### Directive
Tally how many lines of these entries hold the string "title". Return the number alone.

### Available records
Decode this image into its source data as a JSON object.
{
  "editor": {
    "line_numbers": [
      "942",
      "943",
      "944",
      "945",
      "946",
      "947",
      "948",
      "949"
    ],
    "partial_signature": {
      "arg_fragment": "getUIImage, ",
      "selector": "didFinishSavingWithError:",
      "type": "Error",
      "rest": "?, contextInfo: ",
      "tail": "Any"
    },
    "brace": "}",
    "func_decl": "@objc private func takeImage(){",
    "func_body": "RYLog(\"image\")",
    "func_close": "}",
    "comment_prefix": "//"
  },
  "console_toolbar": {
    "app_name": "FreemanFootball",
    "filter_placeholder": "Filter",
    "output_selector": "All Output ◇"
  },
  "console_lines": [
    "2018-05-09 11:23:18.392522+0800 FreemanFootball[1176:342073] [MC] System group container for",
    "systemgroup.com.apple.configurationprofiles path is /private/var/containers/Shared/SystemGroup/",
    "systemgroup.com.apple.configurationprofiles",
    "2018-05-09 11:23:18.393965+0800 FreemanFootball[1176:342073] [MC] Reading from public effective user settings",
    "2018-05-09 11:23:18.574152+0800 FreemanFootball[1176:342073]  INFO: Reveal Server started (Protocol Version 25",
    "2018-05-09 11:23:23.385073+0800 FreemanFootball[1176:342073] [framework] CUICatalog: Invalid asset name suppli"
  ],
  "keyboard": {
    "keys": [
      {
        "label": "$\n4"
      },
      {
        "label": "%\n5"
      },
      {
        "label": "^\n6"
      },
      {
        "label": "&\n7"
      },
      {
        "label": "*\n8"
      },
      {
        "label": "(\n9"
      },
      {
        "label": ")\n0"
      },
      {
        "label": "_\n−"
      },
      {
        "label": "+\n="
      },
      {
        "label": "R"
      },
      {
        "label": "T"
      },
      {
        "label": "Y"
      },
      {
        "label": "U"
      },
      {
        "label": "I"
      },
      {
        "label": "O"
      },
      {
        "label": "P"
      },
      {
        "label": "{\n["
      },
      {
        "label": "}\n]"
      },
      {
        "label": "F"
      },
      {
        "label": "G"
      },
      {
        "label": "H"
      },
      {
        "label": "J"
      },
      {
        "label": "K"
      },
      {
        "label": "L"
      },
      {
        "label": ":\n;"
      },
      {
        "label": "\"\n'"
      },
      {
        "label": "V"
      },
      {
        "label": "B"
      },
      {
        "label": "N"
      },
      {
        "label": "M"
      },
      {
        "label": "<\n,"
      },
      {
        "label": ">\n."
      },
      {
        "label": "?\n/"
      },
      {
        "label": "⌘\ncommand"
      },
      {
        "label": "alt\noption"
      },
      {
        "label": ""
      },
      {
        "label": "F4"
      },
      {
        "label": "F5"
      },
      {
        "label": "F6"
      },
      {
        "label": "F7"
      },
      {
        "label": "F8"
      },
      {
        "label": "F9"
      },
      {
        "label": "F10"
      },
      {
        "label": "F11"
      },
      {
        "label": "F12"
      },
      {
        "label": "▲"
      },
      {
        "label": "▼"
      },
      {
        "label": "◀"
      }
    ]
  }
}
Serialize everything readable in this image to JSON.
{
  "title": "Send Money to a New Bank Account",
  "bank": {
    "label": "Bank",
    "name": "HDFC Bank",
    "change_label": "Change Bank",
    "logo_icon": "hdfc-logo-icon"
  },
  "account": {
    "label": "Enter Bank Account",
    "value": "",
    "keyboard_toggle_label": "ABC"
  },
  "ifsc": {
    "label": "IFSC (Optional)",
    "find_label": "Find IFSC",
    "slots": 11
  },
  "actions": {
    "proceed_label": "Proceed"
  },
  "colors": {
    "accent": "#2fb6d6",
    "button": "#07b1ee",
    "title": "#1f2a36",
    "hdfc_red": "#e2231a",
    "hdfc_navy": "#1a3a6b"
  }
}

### Output for this exercise
2